### Task directions
Extract every record, exactly as written, and ignore the pictures.

### Material supplied
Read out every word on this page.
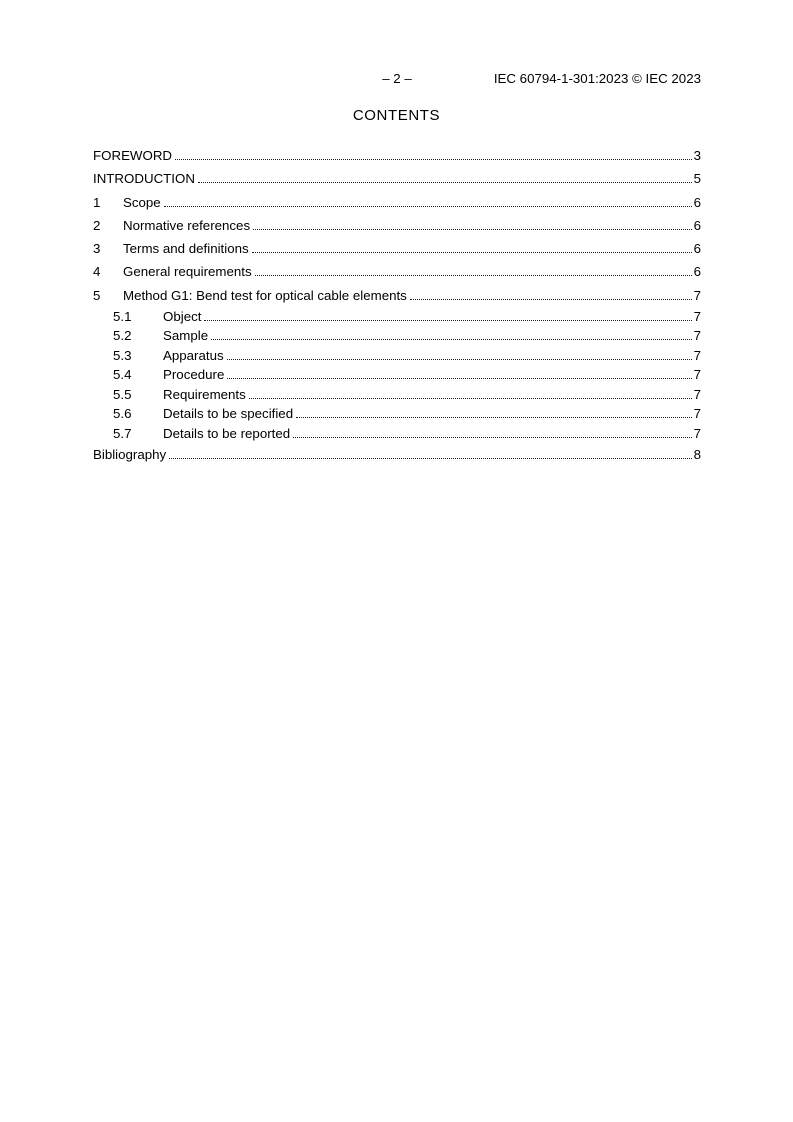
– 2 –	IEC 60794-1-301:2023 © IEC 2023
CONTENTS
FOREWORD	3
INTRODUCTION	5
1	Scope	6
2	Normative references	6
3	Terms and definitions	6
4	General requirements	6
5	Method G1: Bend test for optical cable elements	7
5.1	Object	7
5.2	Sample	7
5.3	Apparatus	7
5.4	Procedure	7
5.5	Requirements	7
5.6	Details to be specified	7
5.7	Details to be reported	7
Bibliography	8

### Response below
Read out every word on this page.
– 2 –	IEC 60794-1-301:2023 © IEC 2023
CONTENTS
FOREWORD	3
INTRODUCTION	5
1	Scope	6
2	Normative references	6
3	Terms and definitions	6
4	General requirements	6
5	Method G1: Bend test for optical cable elements	7
5.1	Object	7
5.2	Sample	7
5.3	Apparatus	7
5.4	Procedure	7
5.5	Requirements	7
5.6	Details to be specified	7
5.7	Details to be reported	7
Bibliography	8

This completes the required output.